Collected data
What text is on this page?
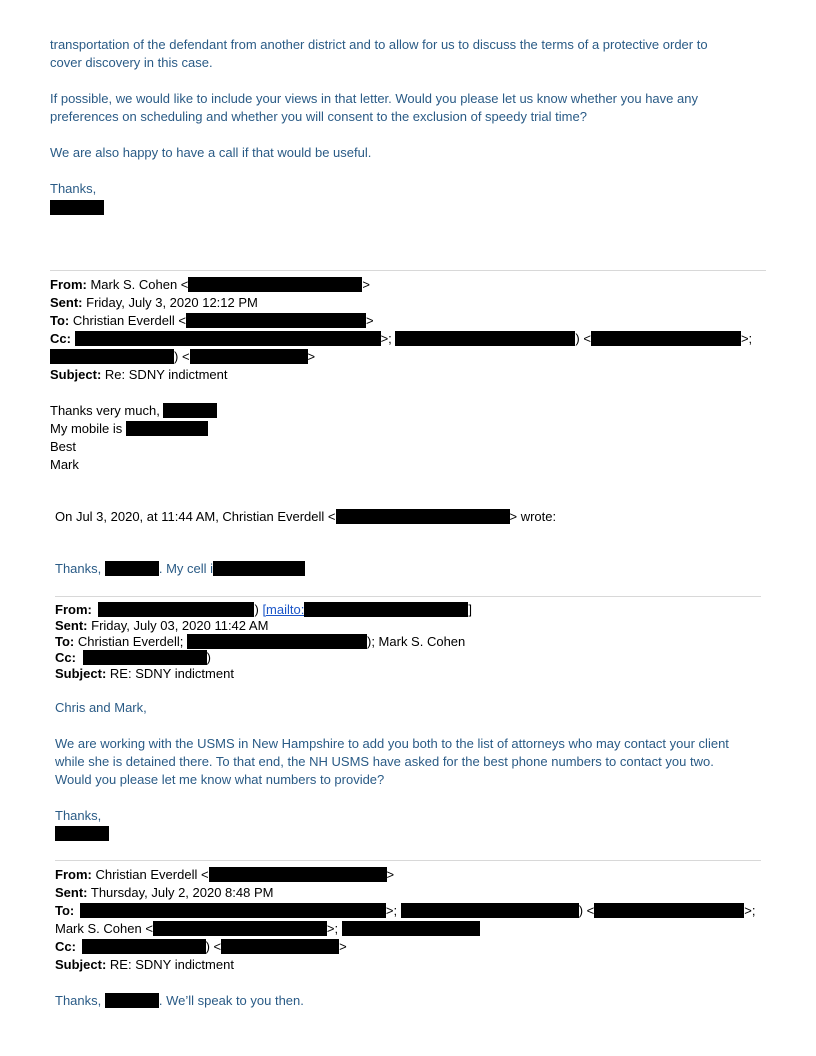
transportation of the defendant from another district and to allow for us to discuss the terms of a protective order to
cover discovery in this case.
If possible, we would like to include your views in that letter. Would you please let us know whether you have any
preferences on scheduling and whether you will consent to the exclusion of speedy trial time?
We are also happy to have a call if that would be useful.
Thanks,
From: Mark S. Cohen <	>
Sent: Friday, July 3, 2020 12:12 PM
To: Christian Everdell <	>
Cc:	>;	) <	>;
) <	>
Subject: Re: SDNY indictment
Thanks very much,
My mobile is
Best
Mark
On Jul 3, 2020, at 11:44 AM, Christian Everdell <	> wrote:
Thanks,	. My cell i
From:	) [mailto:	]
Sent: Friday, July 03, 2020 11:42 AM
To: Christian Everdell;	); Mark S. Cohen
Cc:	)
Subject: RE: SDNY indictment
Chris and Mark,
We are working with the USMS in New Hampshire to add you both to the list of attorneys who may contact your client
while she is detained there. To that end, the NH USMS have asked for the best phone numbers to contact you two.
Would you please let me know what numbers to provide?
Thanks,
From: Christian Everdell <	>
Sent: Thursday, July 2, 2020 8:48 PM
To:	>;	) <	>;
Mark S. Cohen <	>;
Cc:	) <	>
Subject: RE: SDNY indictment
Thanks,	. We’ll speak to you then.
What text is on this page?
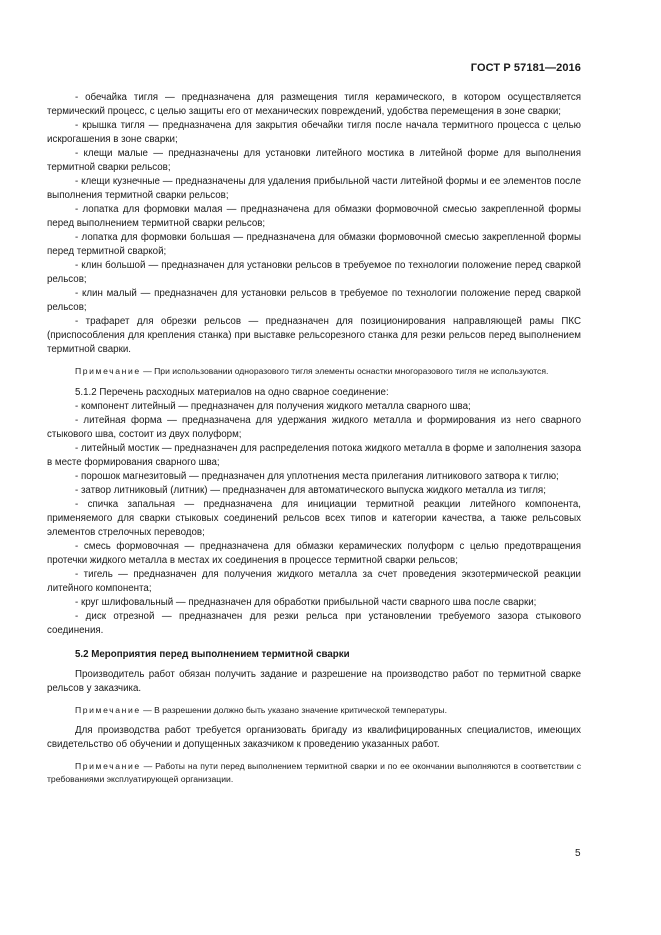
ГОСТ Р 57181—2016

- обечайка тигля — предназначена для размещения тигля керамического, в котором осуществляется термический процесс, с целью защиты его от механических повреждений, удобства перемещения в зоне сварки;

- крышка тигля — предназначена для закрытия обечайки тигля после начала термитного процесса с целью искрогашения в зоне сварки;

- клещи малые — предназначены для установки литейного мостика в литейной форме для выполнения термитной сварки рельсов;

- клещи кузнечные — предназначены для удаления прибыльной части литейной формы и ее элементов после выполнения термитной сварки рельсов;

- лопатка для формовки малая — предназначена для обмазки формовочной смесью закрепленной формы перед выполнением термитной сварки рельсов;

- лопатка для формовки большая — предназначена для обмазки формовочной смесью закрепленной формы перед термитной сваркой;

- клин большой — предназначен для установки рельсов в требуемое по технологии положение перед сваркой рельсов;

- клин малый — предназначен для установки рельсов в требуемое по технологии положение перед сваркой рельсов;

- трафарет для обрезки рельсов — предназначен для позиционирования направляющей рамы ПКС (приспособления для крепления станка) при выставке рельсорезного станка для резки рельсов перед выполнением термитной сварки.

Примечание — При использовании одноразового тигля элементы оснастки многоразового тигля не используются.

5.1.2 Перечень расходных материалов на одно сварное соединение:

- компонент литейный — предназначен для получения жидкого металла сварного шва;

- литейная форма — предназначена для удержания жидкого металла и формирования из него сварного стыкового шва, состоит из двух полуформ;

- литейный мостик — предназначен для распределения потока жидкого металла в форме и заполнения зазора в месте формирования сварного шва;

- порошок магнезитовый — предназначен для уплотнения места прилегания литникового затвора к тиглю;

- затвор литниковый (литник) — предназначен для автоматического выпуска жидкого металла из тигля;

- спичка запальная — предназначена для инициации термитной реакции литейного компонента, применяемого для сварки стыковых соединений рельсов всех типов и категории качества, а также рельсовых элементов стрелочных переводов;

- смесь формовочная — предназначена для обмазки керамических полуформ с целью предотвращения протечки жидкого металла в местах их соединения в процессе термитной сварки рельсов;

- тигель — предназначен для получения жидкого металла за счет проведения экзотермической реакции литейного компонента;

- круг шлифовальный — предназначен для обработки прибыльной части сварного шва после сварки;

- диск отрезной — предназначен для резки рельса при установлении требуемого зазора стыкового соединения.

5.2 Мероприятия перед выполнением термитной сварки

Производитель работ обязан получить задание и разрешение на производство работ по термитной сварке рельсов у заказчика.

Примечание — В разрешении должно быть указано значение критической температуры.

Для производства работ требуется организовать бригаду из квалифицированных специалистов, имеющих свидетельство об обучении и допущенных заказчиком к проведению указанных работ.

Примечание — Работы на пути перед выполнением термитной сварки и по ее окончании выполняются в соответствии с требованиями эксплуатирующей организации.

5
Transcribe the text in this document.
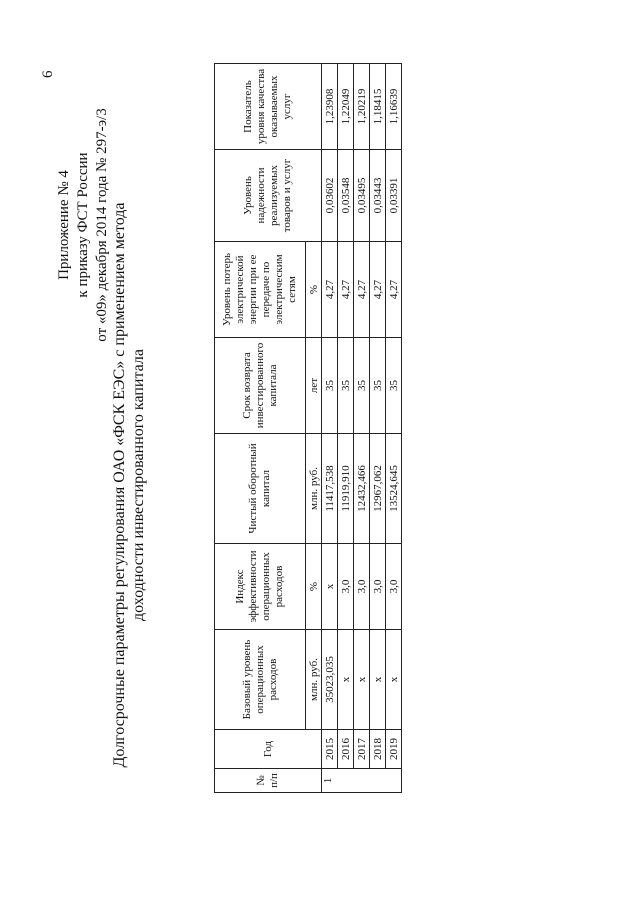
6
Приложение № 4 к приказу ФСТ России от «09» декабря 2014 года № 297-э/3 Долгосрочные параметры регулирования ОАО «ФСК ЕЭС» с применением метода доходности инвестированного капитала
№ п/п	Год	Базовый уровень операционных расходов	Индекс эффективности операционных расходов	Чистый оборотный капитал	Срок возврата инвестированного капитала	Уровень потерь электрической энергии при ее передаче по электрическим сетям	Уровень надежности реализуемых товаров и услуг	Показатель уровня качества оказываемых услуг
		млн. руб.	%	млн. руб.	лет	%		
1	2015	35023,035	х	11417,538	35	4,27	0,03602	1,23908
	2016	х	3,0	11919,910	35	4,27	0,03548	1,22049
	2017	х	3,0	12432,466	35	4,27	0,03495	1,20219
	2018	х	3,0	12967,062	35	4,27	0,03443	1,18415
	2019	х	3,0	13524,645	35	4,27	0,03391	1,16639
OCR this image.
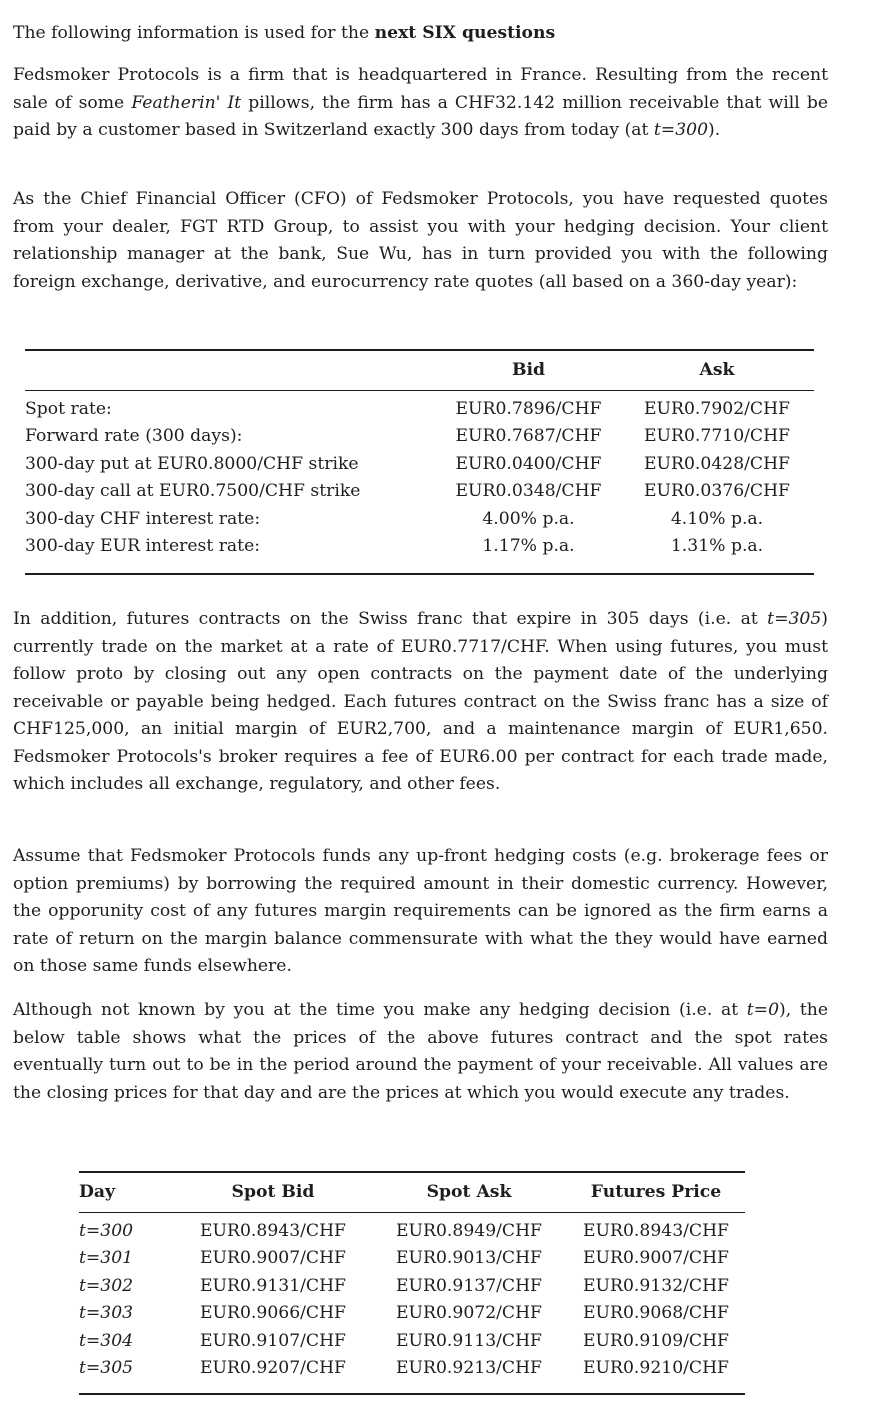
The following information is used for the next SIX questions

Fedsmoker Protocols is a firm that is headquartered in France. Resulting from the recent sale of some Featherin' It pillows, the firm has a CHF32.142 million receivable that will be paid by a customer based in Switzerland exactly 300 days from today (at t=300).

As the Chief Financial Officer (CFO) of Fedsmoker Protocols, you have requested quotes from your dealer, FGT RTD Group, to assist you with your hedging decision. Your client relationship manager at the bank, Sue Wu, has in turn provided you with the following foreign exchange, derivative, and eurocurrency rate quotes (all based on a 360-day year):

	Bid	Ask
Spot rate:	EUR0.7896/CHF	EUR0.7902/CHF
Forward rate (300 days):	EUR0.7687/CHF	EUR0.7710/CHF
300-day put at EUR0.8000/CHF strike	EUR0.0400/CHF	EUR0.0428/CHF
300-day call at EUR0.7500/CHF strike	EUR0.0348/CHF	EUR0.0376/CHF
300-day CHF interest rate:	4.00% p.a.	4.10% p.a.
300-day EUR interest rate:	1.17% p.a.	1.31% p.a.

In addition, futures contracts on the Swiss franc that expire in 305 days (i.e. at t=305) currently trade on the market at a rate of EUR0.7717/CHF. When using futures, you must follow proto by closing out any open contracts on the payment date of the underlying receivable or payable being hedged. Each futures contract on the Swiss franc has a size of CHF125,000, an initial margin of EUR2,700, and a maintenance margin of EUR1,650. Fedsmoker Protocols's broker requires a fee of EUR6.00 per contract for each trade made, which includes all exchange, regulatory, and other fees.

Assume that Fedsmoker Protocols funds any up-front hedging costs (e.g. brokerage fees or option premiums) by borrowing the required amount in their domestic currency. However, the opporunity cost of any futures margin requirements can be ignored as the firm earns a rate of return on the margin balance commensurate with what the they would have earned on those same funds elsewhere.

Although not known by you at the time you make any hedging decision (i.e. at t=0), the below table shows what the prices of the above futures contract and the spot rates eventually turn out to be in the period around the payment of your receivable. All values are the closing prices for that day and are the prices at which you would execute any trades.

Day	Spot Bid	Spot Ask	Futures Price
t=300	EUR0.8943/CHF	EUR0.8949/CHF	EUR0.8943/CHF
t=301	EUR0.9007/CHF	EUR0.9013/CHF	EUR0.9007/CHF
t=302	EUR0.9131/CHF	EUR0.9137/CHF	EUR0.9132/CHF
t=303	EUR0.9066/CHF	EUR0.9072/CHF	EUR0.9068/CHF
t=304	EUR0.9107/CHF	EUR0.9113/CHF	EUR0.9109/CHF
t=305	EUR0.9207/CHF	EUR0.9213/CHF	EUR0.9210/CHF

Exercise:
In the records above, find each line holding "Everdell" and copy it.

Task output:
To: Christian Everdell <	>
On Jul 3, 2020, at 11:44 AM, Christian Everdell <	> wrote:
To: Christian Everdell;	); Mark S. Cohen
From: Christian Everdell <	>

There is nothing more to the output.